> What the task requires: Count each line in which the word "настоящего" appears. Reply with the total and nothing more.

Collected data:
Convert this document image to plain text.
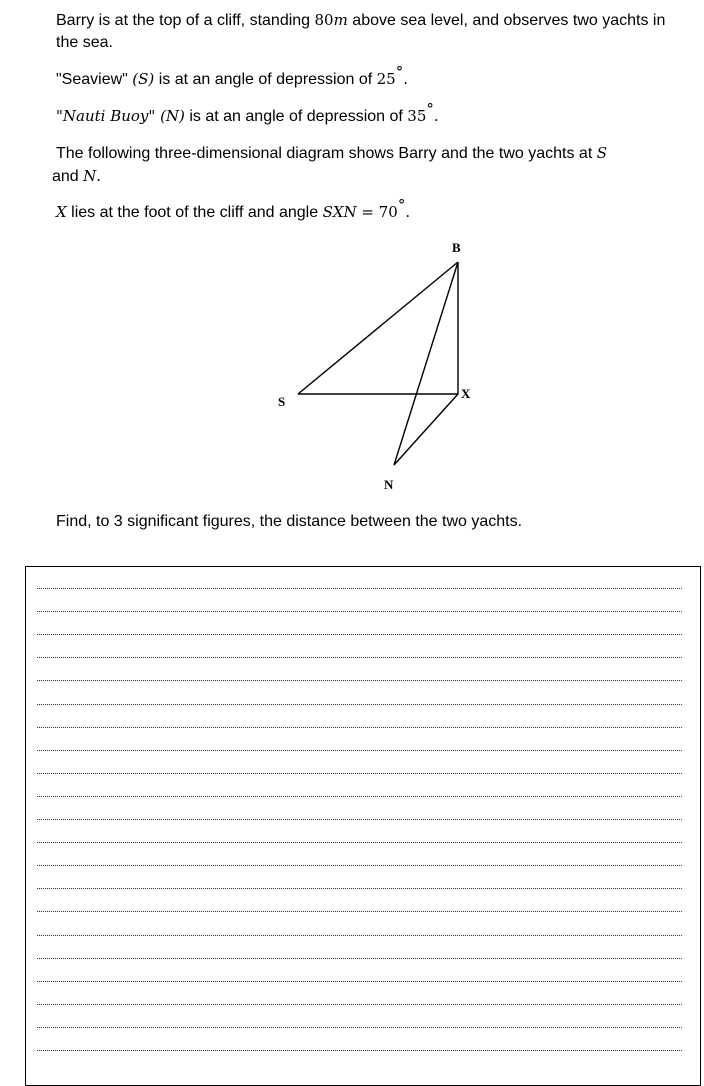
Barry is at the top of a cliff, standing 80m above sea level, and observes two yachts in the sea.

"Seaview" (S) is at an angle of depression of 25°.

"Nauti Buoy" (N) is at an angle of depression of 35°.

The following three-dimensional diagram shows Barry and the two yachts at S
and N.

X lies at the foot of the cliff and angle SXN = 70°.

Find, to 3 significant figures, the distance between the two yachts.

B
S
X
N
* * *
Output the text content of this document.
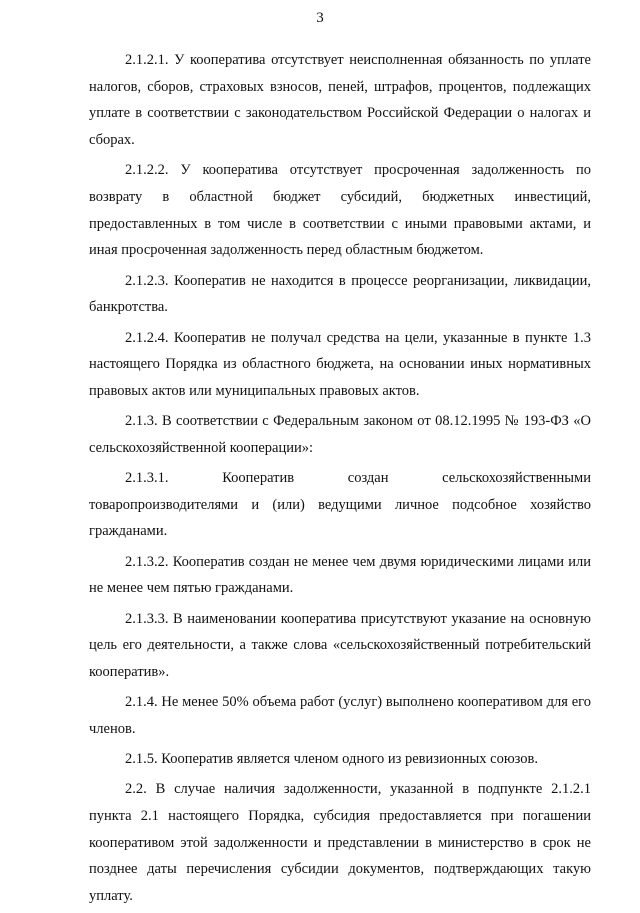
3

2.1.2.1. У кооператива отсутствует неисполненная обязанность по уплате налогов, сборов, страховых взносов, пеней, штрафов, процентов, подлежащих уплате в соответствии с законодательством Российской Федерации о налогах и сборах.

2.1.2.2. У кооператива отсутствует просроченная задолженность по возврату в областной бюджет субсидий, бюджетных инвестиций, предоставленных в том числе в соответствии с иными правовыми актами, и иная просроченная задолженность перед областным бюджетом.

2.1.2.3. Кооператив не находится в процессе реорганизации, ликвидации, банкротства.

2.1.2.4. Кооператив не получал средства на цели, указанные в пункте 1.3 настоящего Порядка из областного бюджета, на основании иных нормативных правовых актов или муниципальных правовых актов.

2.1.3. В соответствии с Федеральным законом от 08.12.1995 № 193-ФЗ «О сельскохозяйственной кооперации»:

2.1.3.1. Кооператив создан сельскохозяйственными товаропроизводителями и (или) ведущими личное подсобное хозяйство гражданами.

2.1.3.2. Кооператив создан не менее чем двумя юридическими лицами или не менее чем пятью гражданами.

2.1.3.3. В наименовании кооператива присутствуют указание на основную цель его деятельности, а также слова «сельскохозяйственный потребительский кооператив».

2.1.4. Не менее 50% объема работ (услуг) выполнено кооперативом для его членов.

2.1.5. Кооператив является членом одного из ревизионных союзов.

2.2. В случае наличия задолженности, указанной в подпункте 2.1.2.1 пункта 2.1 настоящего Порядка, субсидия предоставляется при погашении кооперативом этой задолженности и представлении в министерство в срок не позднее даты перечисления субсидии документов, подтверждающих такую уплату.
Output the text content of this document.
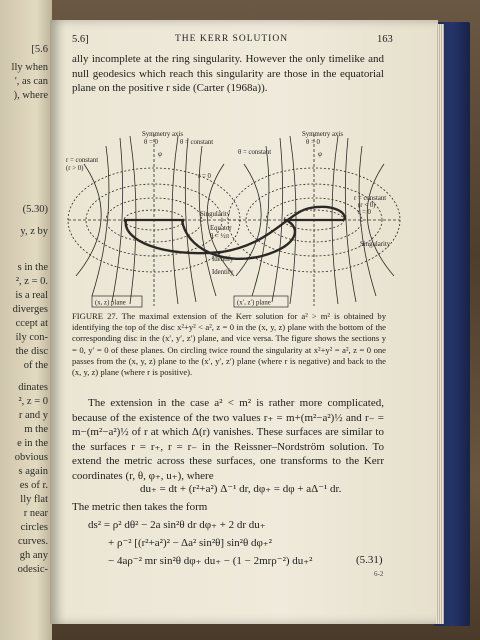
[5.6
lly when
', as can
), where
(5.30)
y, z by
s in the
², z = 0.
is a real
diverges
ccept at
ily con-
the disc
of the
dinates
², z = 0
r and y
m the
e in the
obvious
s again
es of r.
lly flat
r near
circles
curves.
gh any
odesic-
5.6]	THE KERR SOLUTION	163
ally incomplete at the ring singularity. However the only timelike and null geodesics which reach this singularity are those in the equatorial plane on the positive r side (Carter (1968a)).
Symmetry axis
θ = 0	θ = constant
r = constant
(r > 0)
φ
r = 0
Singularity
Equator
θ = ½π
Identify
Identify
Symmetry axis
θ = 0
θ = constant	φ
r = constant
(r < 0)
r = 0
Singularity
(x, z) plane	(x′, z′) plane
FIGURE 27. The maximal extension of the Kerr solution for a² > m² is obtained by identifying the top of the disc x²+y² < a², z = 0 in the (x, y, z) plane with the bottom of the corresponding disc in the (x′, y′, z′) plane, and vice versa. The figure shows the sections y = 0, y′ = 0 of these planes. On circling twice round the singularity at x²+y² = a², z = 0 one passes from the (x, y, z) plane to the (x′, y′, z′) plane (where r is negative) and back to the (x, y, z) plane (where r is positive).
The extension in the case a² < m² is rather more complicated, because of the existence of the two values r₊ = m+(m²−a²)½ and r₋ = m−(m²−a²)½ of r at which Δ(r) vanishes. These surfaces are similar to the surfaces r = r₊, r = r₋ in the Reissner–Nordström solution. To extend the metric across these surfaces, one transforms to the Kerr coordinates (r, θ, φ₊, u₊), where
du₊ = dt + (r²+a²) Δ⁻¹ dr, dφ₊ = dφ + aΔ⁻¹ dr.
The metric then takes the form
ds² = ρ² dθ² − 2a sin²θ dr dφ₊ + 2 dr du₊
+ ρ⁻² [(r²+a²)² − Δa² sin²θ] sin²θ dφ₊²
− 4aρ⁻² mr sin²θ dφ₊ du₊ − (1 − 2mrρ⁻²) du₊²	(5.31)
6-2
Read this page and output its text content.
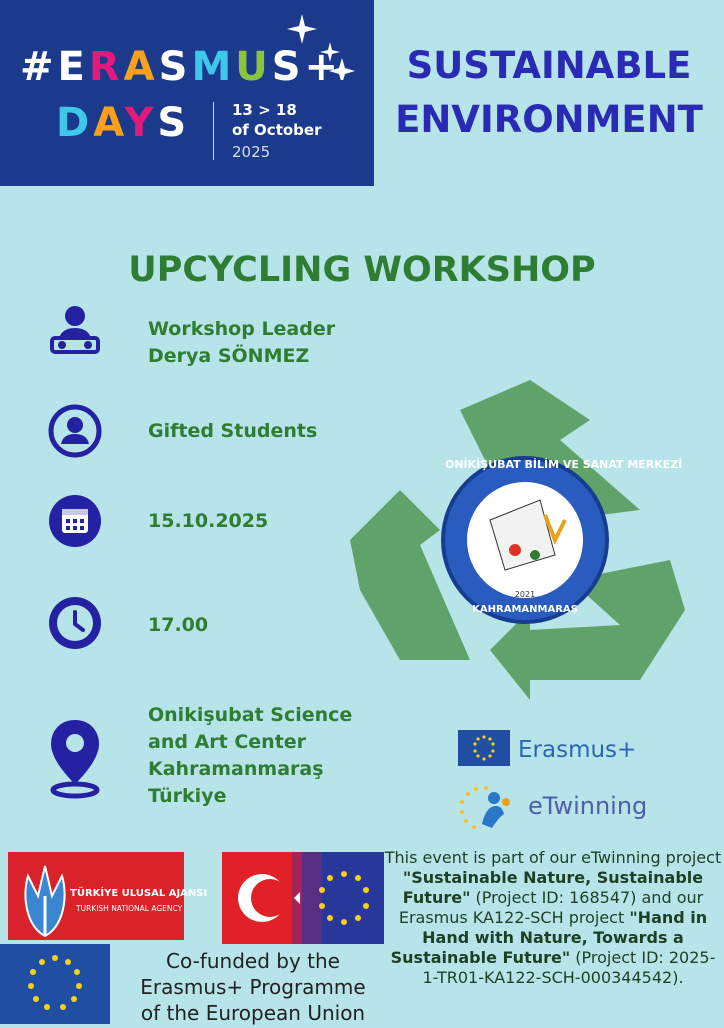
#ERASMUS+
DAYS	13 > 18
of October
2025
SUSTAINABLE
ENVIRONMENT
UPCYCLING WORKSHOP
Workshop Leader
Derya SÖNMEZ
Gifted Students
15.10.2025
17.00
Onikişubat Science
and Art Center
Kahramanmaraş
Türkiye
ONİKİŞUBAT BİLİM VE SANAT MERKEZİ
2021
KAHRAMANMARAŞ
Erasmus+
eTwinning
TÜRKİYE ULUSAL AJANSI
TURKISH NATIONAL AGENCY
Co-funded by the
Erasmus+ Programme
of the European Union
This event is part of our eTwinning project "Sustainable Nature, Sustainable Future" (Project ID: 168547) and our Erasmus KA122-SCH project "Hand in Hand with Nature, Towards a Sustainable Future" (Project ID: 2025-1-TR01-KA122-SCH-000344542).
---
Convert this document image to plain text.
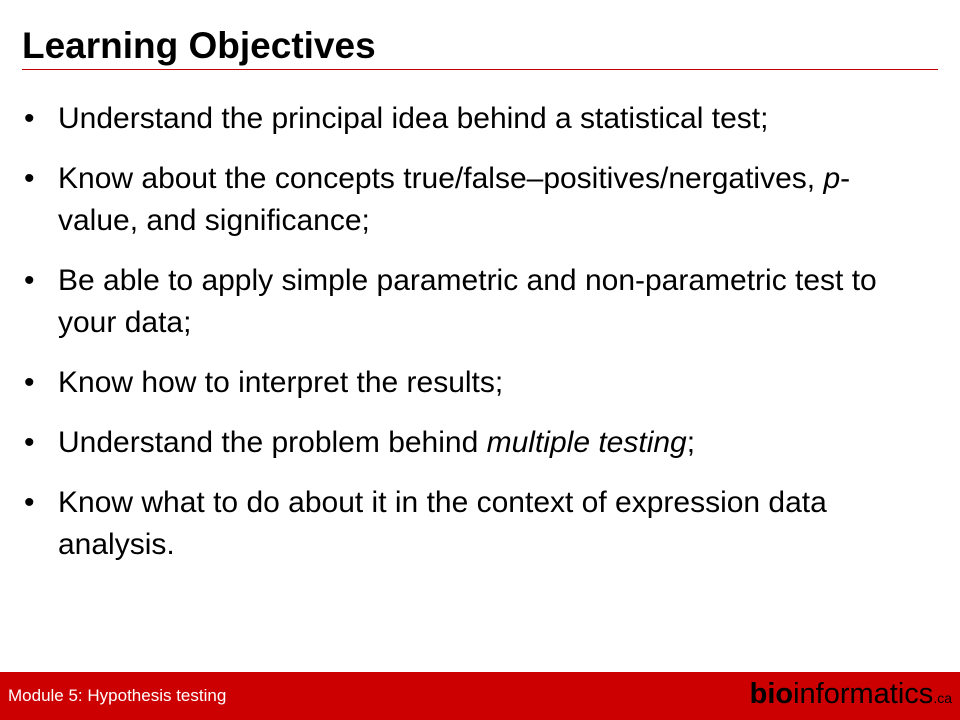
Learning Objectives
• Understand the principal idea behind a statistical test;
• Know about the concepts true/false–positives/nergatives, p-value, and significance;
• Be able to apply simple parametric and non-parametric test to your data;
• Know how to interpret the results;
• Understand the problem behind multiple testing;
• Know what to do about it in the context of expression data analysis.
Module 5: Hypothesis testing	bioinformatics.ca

> Result of this exercise: 2